* [Objective]: Pick out every line with the word "Goods" and copy it.

* [Record list]:
· · · · ·

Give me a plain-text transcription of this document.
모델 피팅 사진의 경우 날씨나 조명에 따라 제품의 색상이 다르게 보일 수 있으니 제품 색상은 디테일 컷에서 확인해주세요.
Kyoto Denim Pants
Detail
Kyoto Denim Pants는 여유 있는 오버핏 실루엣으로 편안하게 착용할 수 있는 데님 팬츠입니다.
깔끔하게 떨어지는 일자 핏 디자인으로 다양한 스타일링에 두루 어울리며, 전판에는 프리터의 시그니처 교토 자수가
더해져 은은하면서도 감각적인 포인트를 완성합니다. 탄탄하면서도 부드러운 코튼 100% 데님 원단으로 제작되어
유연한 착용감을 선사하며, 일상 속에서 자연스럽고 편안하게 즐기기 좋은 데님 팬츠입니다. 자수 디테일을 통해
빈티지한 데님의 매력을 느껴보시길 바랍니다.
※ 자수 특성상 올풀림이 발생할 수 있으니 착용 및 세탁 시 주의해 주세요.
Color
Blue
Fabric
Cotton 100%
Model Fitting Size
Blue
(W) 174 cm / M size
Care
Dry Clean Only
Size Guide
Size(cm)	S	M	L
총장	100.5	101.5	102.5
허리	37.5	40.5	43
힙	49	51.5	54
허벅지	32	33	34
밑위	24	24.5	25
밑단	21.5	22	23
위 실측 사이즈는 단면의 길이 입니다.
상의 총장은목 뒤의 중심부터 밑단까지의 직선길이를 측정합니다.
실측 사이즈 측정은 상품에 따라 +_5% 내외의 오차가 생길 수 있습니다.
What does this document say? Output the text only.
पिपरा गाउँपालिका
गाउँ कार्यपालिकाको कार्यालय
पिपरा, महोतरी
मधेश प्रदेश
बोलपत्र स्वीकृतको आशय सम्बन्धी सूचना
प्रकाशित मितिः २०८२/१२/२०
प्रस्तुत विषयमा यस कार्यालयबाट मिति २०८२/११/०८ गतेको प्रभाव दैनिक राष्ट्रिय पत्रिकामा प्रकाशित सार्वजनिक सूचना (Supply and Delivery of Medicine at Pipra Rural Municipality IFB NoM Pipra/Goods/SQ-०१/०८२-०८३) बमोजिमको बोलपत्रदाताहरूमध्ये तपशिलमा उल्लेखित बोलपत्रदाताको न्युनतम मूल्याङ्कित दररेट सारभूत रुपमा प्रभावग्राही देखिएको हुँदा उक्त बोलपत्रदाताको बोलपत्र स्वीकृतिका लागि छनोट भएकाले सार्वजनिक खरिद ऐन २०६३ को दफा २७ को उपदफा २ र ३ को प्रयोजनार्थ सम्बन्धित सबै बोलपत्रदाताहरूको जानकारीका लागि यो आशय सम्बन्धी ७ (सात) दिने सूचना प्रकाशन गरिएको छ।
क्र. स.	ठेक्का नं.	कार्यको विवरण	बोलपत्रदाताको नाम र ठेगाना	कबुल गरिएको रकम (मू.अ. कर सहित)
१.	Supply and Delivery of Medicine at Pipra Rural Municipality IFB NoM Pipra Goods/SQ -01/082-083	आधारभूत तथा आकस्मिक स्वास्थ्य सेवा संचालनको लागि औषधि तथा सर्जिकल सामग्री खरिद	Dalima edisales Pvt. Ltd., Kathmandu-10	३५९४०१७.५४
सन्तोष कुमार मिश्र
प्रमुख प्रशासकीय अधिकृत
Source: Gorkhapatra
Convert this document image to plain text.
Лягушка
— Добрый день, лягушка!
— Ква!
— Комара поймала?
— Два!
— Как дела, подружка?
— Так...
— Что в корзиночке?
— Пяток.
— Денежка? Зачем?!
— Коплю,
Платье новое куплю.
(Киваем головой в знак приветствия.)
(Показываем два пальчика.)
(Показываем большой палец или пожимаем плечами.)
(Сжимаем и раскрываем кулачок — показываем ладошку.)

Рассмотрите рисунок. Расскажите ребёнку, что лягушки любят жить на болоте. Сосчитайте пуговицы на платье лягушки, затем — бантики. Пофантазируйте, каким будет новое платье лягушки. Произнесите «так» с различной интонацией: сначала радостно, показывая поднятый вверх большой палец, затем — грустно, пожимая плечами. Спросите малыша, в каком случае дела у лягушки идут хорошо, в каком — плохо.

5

· · · · ·

* [Full output]:
प्रस्तुत विषयमा यस कार्यालयबाट मिति २०८२/११/०८ गतेको प्रभाव दैनिक राष्ट्रिय पत्रिकामा प्रकाशित सार्वजनिक सूचना (Supply and Delivery of Medicine at Pipra Rural Municipality IFB NoM Pipra/Goods/SQ-०१/०८२-०८३) बमोजिमको बोलपत्रदाताहरूमध्ये तपशिलमा उल्लेखित बोलपत्रदाताको न्युनतम मूल्याङ्कित दररेट सारभूत रुपमा प्रभावग्राही देखिएको हुँदा उक्त बोलपत्रदाताको बोलपत्र स्वीकृतिका लागि छनोट भएकाले सार्वजनिक खरिद ऐन २०६३ को दफा २७ को उपदफा २ र ३ को प्रयोजनार्थ सम्बन्धित सबै बोलपत्रदाताहरूको जानकारीका लागि यो आशय सम्बन्धी ७ (सात) दिने सूचना प्रकाशन गरिएको छ।
१.	Supply and Delivery of Medicine at Pipra Rural Municipality IFB NoM Pipra Goods/SQ -01/082-083	आधारभूत तथा आकस्मिक स्वास्थ्य सेवा संचालनको लागि औषधि तथा सर्जिकल सामग्री खरिद	Dalima edisales Pvt. Ltd., Kathmandu-10	३५९४०१७.५४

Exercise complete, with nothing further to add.